─── Given records
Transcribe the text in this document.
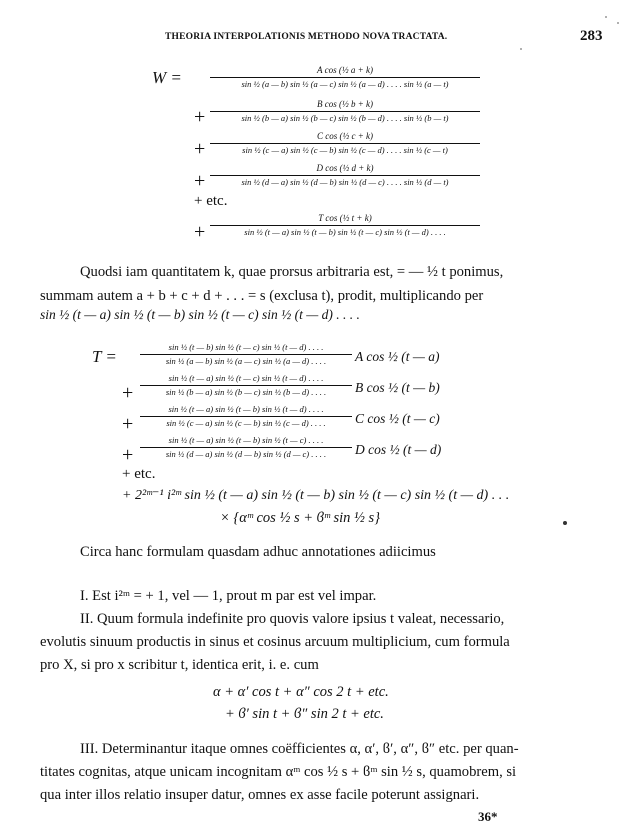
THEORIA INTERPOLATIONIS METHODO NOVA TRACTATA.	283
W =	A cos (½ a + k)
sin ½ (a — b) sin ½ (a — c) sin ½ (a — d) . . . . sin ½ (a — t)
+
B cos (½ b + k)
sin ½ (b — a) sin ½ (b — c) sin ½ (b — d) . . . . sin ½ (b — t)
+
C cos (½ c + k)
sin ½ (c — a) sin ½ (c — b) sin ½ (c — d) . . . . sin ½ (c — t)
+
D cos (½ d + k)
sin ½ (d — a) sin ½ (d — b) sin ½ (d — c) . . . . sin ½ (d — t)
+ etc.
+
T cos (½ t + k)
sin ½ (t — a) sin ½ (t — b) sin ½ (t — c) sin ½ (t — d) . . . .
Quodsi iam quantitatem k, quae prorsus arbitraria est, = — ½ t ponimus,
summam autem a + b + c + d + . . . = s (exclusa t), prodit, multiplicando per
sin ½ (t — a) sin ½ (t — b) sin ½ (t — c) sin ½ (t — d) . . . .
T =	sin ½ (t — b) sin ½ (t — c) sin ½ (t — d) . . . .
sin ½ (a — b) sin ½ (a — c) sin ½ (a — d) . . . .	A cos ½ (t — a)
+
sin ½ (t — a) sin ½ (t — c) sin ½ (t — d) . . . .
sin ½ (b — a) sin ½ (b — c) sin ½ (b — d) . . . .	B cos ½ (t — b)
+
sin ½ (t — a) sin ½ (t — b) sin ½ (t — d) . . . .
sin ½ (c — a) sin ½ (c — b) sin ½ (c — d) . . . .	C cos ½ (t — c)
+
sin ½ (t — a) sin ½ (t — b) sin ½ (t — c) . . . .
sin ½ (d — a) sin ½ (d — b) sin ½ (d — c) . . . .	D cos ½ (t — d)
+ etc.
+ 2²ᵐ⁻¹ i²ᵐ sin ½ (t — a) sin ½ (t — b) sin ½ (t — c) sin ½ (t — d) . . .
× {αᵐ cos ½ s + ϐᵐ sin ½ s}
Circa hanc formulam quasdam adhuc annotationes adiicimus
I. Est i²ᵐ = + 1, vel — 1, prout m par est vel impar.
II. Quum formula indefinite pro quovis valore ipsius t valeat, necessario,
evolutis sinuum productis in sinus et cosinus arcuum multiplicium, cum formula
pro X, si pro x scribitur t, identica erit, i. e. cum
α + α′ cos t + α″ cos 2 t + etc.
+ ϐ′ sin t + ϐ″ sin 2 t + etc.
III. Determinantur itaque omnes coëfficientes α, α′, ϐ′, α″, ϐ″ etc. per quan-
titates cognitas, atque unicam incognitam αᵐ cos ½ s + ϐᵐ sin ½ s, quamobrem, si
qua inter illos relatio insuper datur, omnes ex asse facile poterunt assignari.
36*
──────
─── Given records
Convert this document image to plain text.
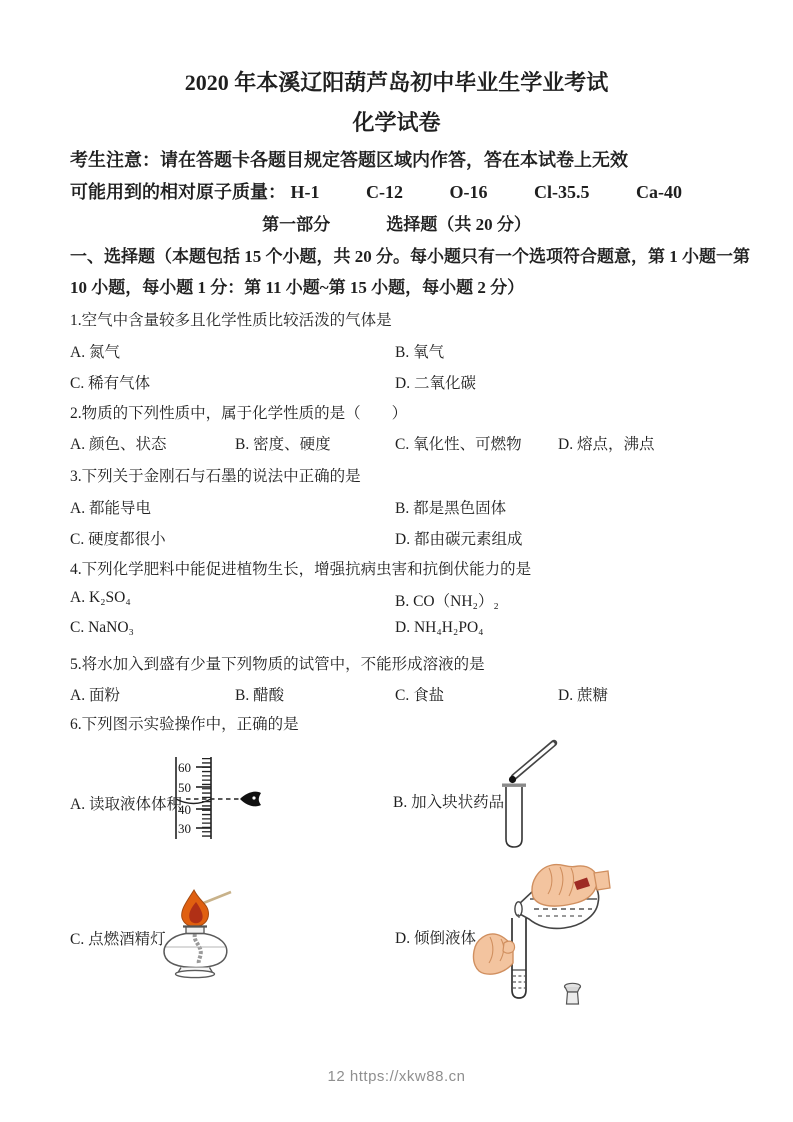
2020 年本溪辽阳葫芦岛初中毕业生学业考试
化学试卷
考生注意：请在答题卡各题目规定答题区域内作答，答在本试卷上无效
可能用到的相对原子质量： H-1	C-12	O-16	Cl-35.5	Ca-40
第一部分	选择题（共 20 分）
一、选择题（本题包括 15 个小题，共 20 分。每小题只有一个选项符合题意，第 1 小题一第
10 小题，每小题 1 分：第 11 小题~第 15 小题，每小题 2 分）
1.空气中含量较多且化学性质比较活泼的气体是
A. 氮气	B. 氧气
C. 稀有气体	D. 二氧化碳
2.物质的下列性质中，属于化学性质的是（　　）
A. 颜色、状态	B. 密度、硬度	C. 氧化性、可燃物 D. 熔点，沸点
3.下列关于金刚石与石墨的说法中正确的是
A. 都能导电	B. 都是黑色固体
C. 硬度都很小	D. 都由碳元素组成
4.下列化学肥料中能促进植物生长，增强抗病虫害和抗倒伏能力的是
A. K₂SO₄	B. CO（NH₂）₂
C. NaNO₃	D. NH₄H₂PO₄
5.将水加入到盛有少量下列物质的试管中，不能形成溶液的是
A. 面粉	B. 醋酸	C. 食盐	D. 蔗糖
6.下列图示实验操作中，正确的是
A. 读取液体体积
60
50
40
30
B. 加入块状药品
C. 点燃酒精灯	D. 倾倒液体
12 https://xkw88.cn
──────
● **Task requirements**
Only the number is wanted: how many lines in the entries above contain the string "document"?

● **Solution below**
2